#### INFORMATION PROVIDED
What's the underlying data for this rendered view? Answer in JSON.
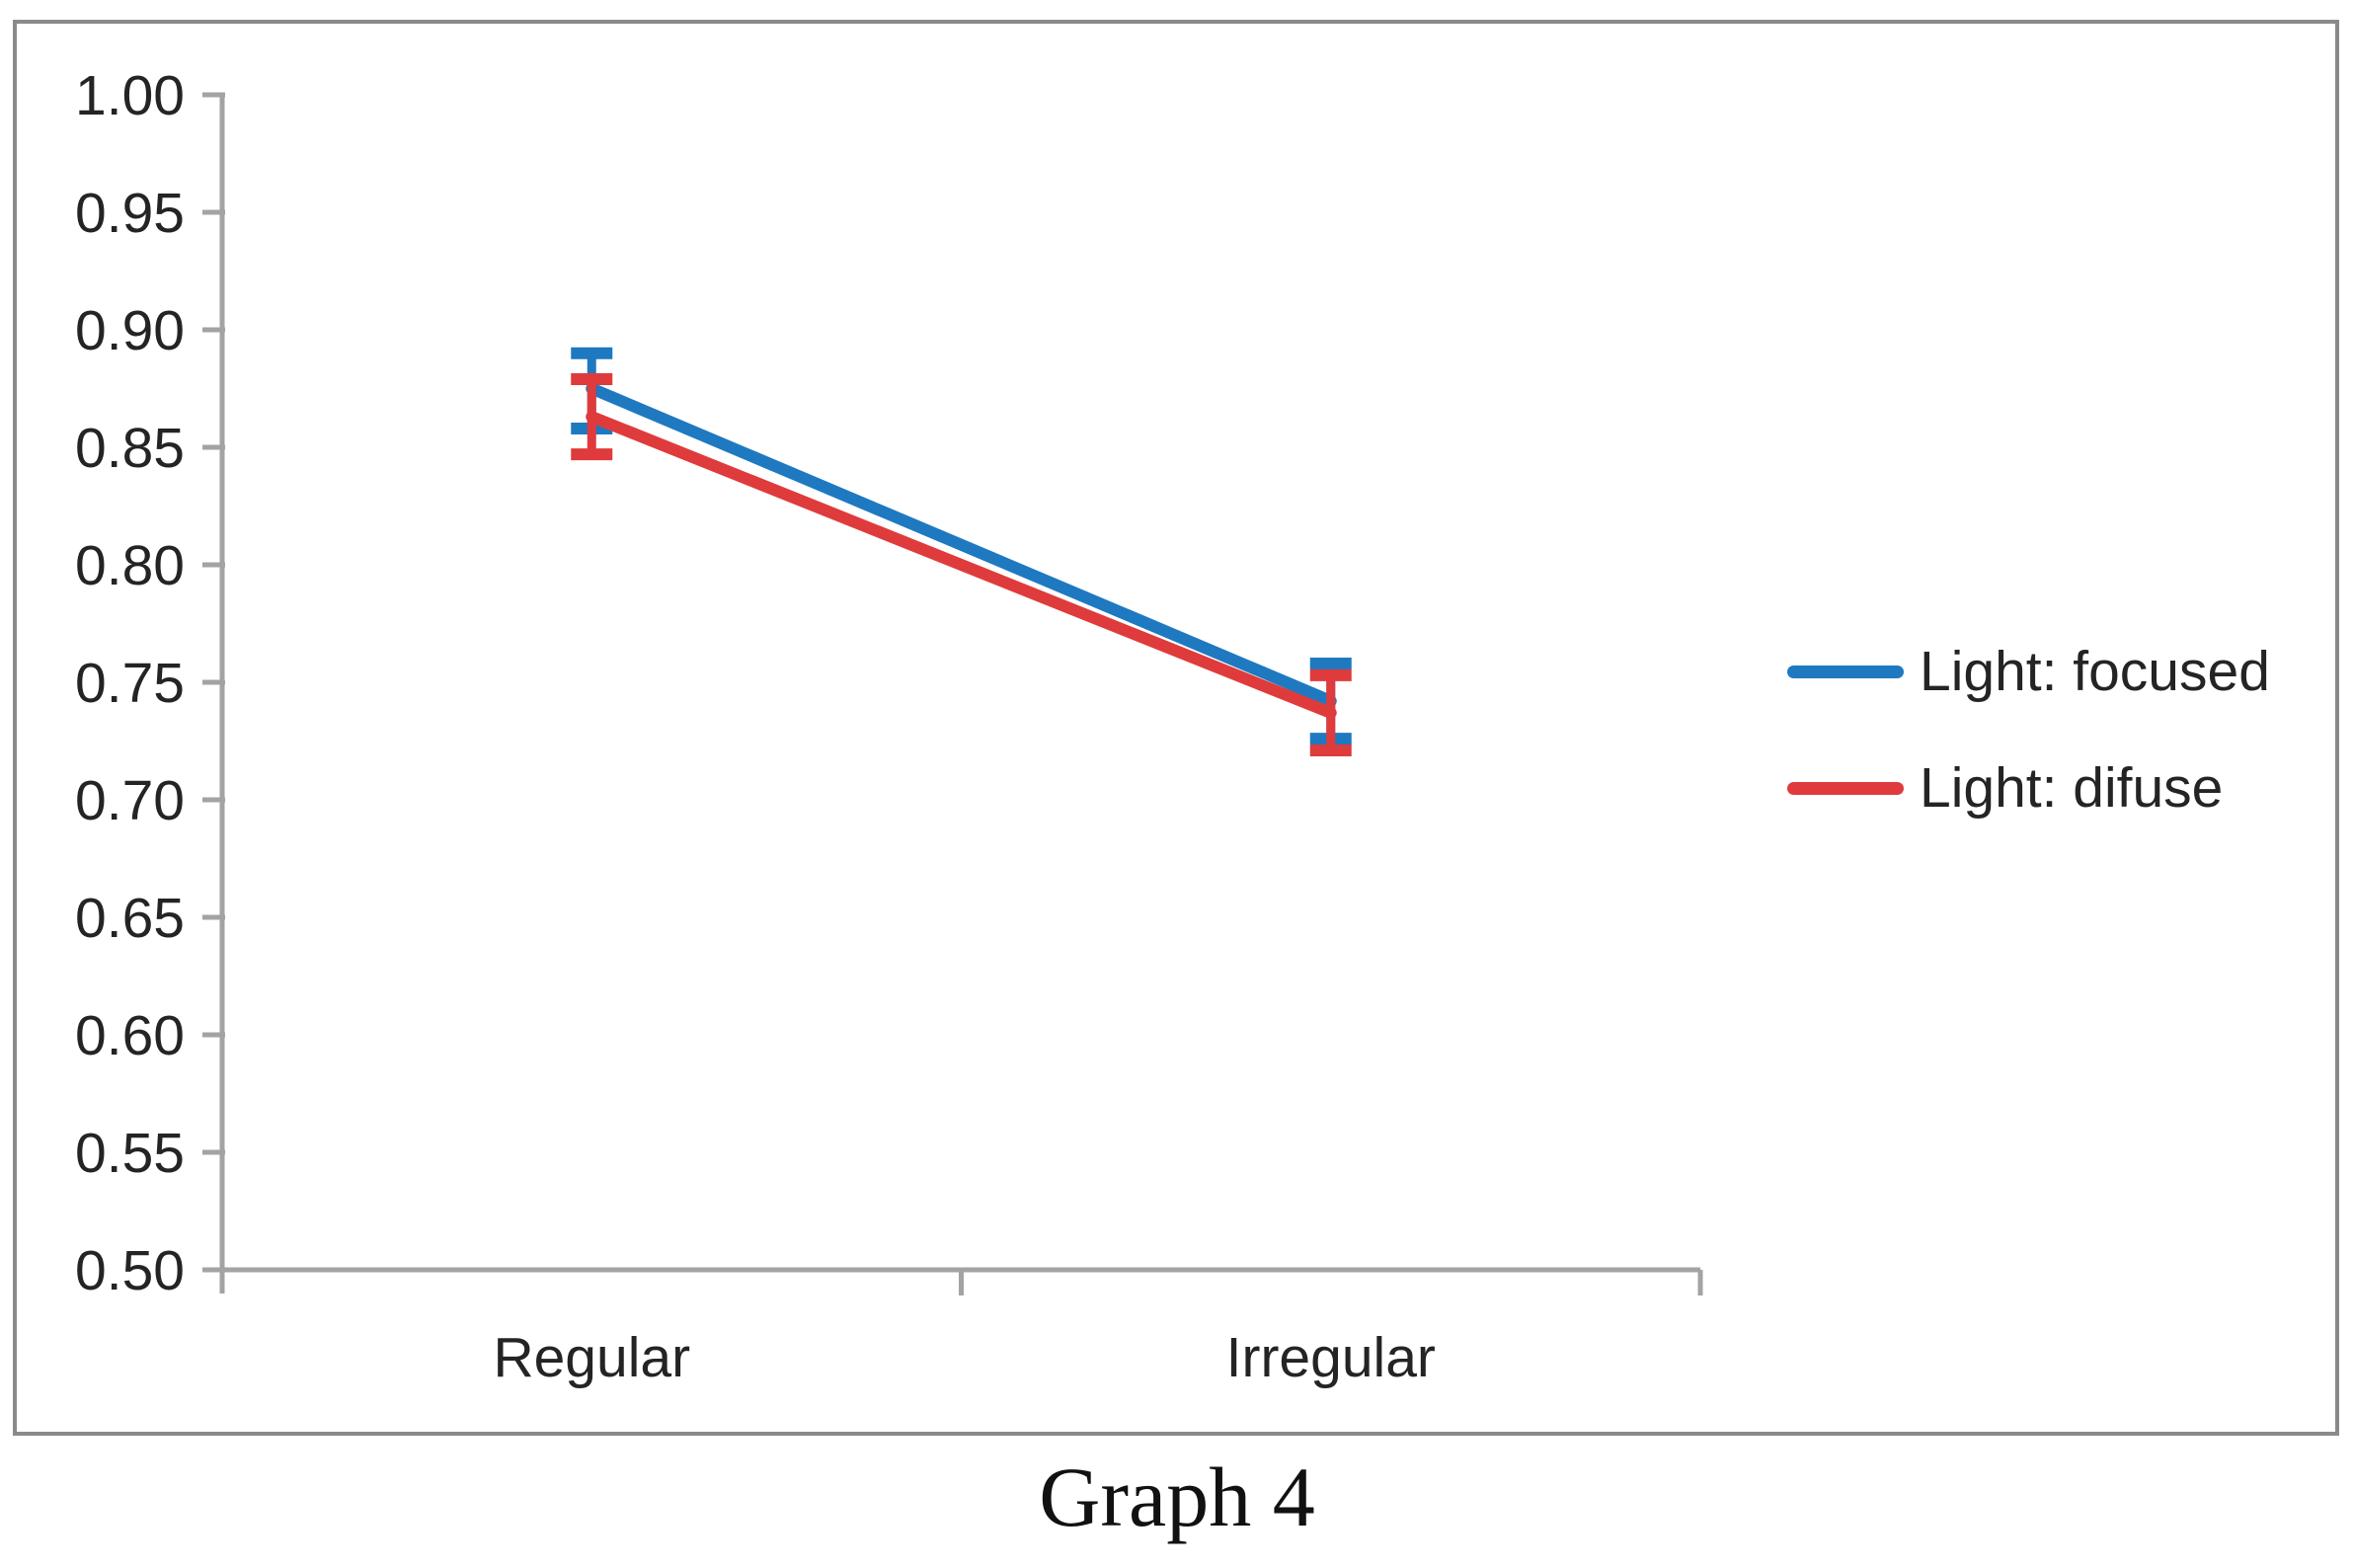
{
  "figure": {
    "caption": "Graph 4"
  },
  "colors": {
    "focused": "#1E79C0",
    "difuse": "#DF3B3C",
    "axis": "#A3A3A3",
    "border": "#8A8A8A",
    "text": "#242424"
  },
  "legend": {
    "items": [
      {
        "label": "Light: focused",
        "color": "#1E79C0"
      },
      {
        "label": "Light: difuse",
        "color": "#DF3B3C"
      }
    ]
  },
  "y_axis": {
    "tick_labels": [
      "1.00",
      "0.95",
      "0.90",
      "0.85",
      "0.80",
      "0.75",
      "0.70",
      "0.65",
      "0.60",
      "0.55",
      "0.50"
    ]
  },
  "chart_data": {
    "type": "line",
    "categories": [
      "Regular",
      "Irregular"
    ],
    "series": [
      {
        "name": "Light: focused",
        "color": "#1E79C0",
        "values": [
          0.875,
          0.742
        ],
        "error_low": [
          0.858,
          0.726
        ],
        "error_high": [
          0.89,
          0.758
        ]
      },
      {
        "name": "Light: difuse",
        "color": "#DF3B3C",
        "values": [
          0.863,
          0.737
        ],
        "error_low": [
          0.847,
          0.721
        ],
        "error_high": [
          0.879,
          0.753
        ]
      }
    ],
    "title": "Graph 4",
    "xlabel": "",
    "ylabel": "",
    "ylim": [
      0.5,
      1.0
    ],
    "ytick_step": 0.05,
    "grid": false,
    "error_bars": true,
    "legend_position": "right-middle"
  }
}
########
#### INFORMATION PROVIDED
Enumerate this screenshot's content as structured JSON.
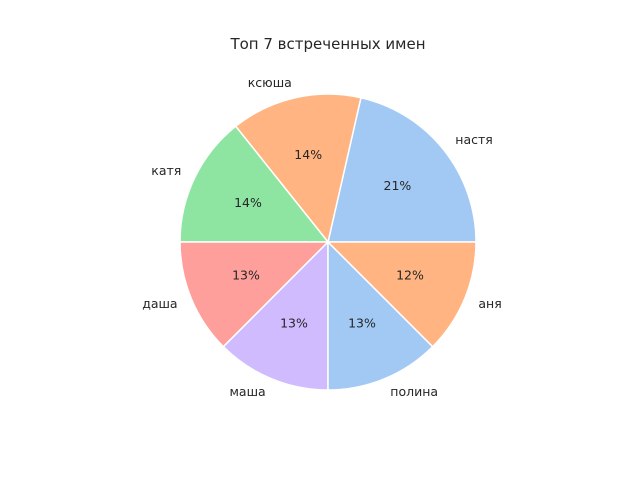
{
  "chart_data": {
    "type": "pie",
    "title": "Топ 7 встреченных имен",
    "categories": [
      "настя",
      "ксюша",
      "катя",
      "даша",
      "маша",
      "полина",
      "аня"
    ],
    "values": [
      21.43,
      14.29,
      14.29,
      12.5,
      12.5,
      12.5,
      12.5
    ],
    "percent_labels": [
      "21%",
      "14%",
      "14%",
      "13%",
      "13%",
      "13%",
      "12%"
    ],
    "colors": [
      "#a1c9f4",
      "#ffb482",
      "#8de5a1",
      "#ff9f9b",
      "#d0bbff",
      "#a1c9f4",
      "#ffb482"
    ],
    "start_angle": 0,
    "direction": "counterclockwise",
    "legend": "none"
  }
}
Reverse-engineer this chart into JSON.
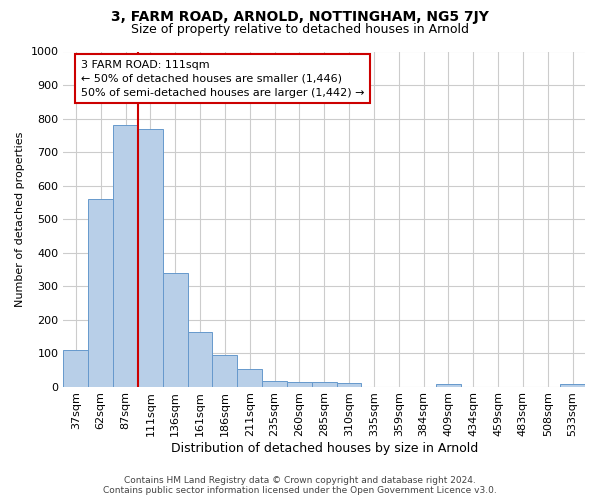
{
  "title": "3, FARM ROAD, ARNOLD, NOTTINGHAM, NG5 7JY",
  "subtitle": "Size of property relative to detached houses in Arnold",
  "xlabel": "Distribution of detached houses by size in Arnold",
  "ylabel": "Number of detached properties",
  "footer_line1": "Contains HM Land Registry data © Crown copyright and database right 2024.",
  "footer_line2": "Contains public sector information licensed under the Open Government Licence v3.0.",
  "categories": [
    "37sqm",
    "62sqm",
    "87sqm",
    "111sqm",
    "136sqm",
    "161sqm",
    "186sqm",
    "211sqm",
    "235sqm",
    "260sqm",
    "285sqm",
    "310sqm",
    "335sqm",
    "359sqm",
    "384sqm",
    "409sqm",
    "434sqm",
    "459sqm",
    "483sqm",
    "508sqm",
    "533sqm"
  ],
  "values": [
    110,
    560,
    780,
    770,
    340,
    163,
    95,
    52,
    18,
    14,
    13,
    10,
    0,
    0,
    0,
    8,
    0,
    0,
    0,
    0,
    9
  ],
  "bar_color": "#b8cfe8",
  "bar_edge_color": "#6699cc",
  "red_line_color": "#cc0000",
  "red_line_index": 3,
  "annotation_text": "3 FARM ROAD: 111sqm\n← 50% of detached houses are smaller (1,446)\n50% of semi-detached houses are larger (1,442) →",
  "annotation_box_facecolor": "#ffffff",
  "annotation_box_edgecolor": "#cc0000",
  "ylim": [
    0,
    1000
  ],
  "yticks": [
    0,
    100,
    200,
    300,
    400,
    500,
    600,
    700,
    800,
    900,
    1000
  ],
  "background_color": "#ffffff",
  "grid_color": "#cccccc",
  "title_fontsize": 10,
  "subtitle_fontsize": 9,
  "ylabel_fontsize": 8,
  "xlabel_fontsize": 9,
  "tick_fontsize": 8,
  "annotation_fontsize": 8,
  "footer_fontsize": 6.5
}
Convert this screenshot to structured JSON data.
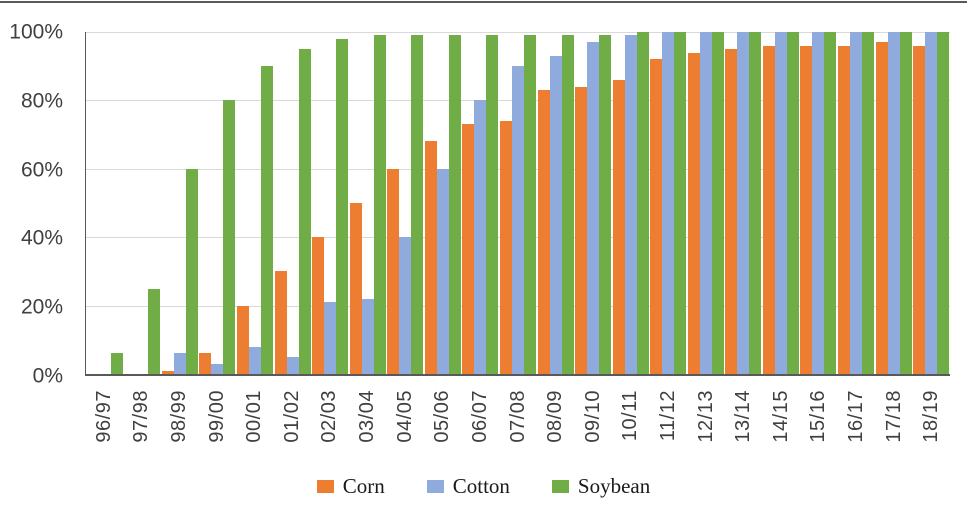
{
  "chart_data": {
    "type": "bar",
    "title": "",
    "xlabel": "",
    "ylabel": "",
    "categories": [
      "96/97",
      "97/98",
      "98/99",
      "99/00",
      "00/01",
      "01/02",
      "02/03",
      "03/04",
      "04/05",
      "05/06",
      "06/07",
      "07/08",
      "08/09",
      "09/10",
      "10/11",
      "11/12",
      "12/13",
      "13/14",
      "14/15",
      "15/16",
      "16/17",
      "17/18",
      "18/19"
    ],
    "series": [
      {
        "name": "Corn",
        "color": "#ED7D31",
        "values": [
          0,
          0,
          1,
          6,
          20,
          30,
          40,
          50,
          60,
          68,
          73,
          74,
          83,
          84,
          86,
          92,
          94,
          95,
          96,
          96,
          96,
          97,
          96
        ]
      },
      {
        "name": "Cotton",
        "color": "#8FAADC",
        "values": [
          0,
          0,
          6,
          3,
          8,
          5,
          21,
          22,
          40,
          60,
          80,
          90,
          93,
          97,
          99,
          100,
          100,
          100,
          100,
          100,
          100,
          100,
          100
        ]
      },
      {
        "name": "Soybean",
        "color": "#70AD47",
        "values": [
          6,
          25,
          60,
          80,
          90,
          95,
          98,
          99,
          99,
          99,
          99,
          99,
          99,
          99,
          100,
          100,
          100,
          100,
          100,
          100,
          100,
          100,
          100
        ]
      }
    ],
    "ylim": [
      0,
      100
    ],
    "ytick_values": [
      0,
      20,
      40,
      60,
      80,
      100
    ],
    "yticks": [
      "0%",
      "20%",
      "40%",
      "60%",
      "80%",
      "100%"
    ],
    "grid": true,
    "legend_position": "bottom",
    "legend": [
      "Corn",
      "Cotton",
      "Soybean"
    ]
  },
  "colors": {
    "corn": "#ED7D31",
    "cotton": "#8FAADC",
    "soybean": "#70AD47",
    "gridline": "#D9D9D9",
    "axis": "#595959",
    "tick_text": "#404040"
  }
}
########
● AIM:
Look through the material above and work out how many of its lines contain "houses". State the number only.

● REPLY:
3